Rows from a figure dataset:
━━━━━━━━

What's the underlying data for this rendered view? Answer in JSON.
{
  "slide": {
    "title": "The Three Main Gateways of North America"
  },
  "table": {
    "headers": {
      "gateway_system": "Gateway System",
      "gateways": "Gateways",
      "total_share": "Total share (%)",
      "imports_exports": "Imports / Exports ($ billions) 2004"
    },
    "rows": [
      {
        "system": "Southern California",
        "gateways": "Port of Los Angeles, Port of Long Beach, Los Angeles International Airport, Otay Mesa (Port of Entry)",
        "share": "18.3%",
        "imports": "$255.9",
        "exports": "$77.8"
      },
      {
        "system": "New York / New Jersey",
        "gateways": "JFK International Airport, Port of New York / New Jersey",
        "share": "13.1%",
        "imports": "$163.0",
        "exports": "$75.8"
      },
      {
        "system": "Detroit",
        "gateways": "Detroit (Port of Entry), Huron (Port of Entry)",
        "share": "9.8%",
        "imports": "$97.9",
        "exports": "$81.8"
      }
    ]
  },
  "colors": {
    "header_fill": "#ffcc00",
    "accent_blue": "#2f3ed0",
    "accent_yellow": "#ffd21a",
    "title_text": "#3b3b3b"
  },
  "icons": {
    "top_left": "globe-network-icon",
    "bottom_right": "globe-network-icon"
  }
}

━━━━━━━━

■ **Directions**:
Search the data for the string "Detroit". List each line that has it.

■ **Problem solution**:
        "system": "Detroit",
        "gateways": "Detroit (Port of Entry), Huron (Port of Entry)",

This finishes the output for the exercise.